- **SET TASK**
All of the entries need to be written out again, exactly as they are.
• • • • •
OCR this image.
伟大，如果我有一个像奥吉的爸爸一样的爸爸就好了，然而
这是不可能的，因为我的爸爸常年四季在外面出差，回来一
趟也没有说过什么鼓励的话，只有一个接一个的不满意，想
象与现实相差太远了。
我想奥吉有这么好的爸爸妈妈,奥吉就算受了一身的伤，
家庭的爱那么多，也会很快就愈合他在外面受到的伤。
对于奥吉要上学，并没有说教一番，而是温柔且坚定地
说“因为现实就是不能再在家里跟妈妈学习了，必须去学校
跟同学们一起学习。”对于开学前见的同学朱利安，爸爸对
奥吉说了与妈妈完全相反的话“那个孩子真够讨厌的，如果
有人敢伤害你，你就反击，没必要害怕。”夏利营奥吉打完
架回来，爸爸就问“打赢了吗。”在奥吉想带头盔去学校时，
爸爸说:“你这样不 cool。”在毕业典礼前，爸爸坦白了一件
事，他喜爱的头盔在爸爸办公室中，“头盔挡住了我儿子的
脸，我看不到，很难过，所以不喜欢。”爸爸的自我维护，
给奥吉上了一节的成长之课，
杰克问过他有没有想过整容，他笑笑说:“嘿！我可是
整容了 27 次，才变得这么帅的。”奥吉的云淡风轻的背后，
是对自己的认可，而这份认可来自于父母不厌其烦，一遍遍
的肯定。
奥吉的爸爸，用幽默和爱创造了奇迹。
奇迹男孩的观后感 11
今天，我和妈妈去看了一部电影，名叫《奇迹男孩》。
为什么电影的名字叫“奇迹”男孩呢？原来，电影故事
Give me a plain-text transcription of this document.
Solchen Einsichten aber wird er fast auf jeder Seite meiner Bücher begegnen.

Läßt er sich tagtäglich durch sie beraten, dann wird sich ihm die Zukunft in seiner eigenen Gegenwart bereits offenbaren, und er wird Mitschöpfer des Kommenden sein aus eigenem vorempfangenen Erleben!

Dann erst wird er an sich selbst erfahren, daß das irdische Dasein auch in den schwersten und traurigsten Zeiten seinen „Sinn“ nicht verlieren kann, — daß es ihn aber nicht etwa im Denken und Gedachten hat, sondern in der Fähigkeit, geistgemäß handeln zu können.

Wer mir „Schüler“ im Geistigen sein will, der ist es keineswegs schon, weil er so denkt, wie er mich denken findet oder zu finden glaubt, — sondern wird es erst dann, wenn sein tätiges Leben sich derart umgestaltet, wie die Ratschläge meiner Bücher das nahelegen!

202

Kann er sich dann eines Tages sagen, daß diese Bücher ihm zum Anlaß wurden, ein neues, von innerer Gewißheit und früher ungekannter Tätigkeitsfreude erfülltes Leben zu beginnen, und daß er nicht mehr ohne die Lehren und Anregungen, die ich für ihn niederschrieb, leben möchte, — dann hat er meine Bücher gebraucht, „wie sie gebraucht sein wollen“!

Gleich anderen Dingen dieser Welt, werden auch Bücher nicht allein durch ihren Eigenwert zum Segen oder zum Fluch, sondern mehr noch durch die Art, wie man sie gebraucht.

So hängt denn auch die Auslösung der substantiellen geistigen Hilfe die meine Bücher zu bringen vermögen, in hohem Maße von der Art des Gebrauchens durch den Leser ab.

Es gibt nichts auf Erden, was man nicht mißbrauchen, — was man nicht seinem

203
• • • • •
- **THE COMPLETED TASK**
OCR this image.
伟大，如果我有一个像奥吉的爸爸一样的爸爸就好了，然而
这是不可能的，因为我的爸爸常年四季在外面出差，回来一
趟也没有说过什么鼓励的话，只有一个接一个的不满意，想
象与现实相差太远了。
我想奥吉有这么好的爸爸妈妈,奥吉就算受了一身的伤，
家庭的爱那么多，也会很快就愈合他在外面受到的伤。
对于奥吉要上学，并没有说教一番，而是温柔且坚定地
说“因为现实就是不能再在家里跟妈妈学习了，必须去学校
跟同学们一起学习。”对于开学前见的同学朱利安，爸爸对
奥吉说了与妈妈完全相反的话“那个孩子真够讨厌的，如果
有人敢伤害你，你就反击，没必要害怕。”夏利营奥吉打完
架回来，爸爸就问“打赢了吗。”在奥吉想带头盔去学校时，
爸爸说:“你这样不 cool。”在毕业典礼前，爸爸坦白了一件
事，他喜爱的头盔在爸爸办公室中，“头盔挡住了我儿子的
脸，我看不到，很难过，所以不喜欢。”爸爸的自我维护，
给奥吉上了一节的成长之课，
杰克问过他有没有想过整容，他笑笑说:“嘿！我可是
整容了 27 次，才变得这么帅的。”奥吉的云淡风轻的背后，
是对自己的认可，而这份认可来自于父母不厌其烦，一遍遍
的肯定。
奥吉的爸爸，用幽默和爱创造了奇迹。
奇迹男孩的观后感 11
今天，我和妈妈去看了一部电影，名叫《奇迹男孩》。
为什么电影的名字叫“奇迹”男孩呢？原来，电影故事
Give me a plain-text transcription of this document.
Solchen Einsichten aber wird er fast auf jeder Seite meiner Bücher begegnen.

Läßt er sich tagtäglich durch sie beraten, dann wird sich ihm die Zukunft in seiner eigenen Gegenwart bereits offenbaren, und er wird Mitschöpfer des Kommenden sein aus eigenem vorempfangenen Erleben!

Dann erst wird er an sich selbst erfahren, daß das irdische Dasein auch in den schwersten und traurigsten Zeiten seinen „Sinn“ nicht verlieren kann, — daß es ihn aber nicht etwa im Denken und Gedachten hat, sondern in der Fähigkeit, geistgemäß handeln zu können.

Wer mir „Schüler“ im Geistigen sein will, der ist es keineswegs schon, weil er so denkt, wie er mich denken findet oder zu finden glaubt, — sondern wird es erst dann, wenn sein tätiges Leben sich derart umgestaltet, wie die Ratschläge meiner Bücher das nahelegen!

202

Kann er sich dann eines Tages sagen, daß diese Bücher ihm zum Anlaß wurden, ein neues, von innerer Gewißheit und früher ungekannter Tätigkeitsfreude erfülltes Leben zu beginnen, und daß er nicht mehr ohne die Lehren und Anregungen, die ich für ihn niederschrieb, leben möchte, — dann hat er meine Bücher gebraucht, „wie sie gebraucht sein wollen“!

Gleich anderen Dingen dieser Welt, werden auch Bücher nicht allein durch ihren Eigenwert zum Segen oder zum Fluch, sondern mehr noch durch die Art, wie man sie gebraucht.

So hängt denn auch die Auslösung der substantiellen geistigen Hilfe die meine Bücher zu bringen vermögen, in hohem Maße von der Art des Gebrauchens durch den Leser ab.

Es gibt nichts auf Erden, was man nicht mißbrauchen, — was man nicht seinem

203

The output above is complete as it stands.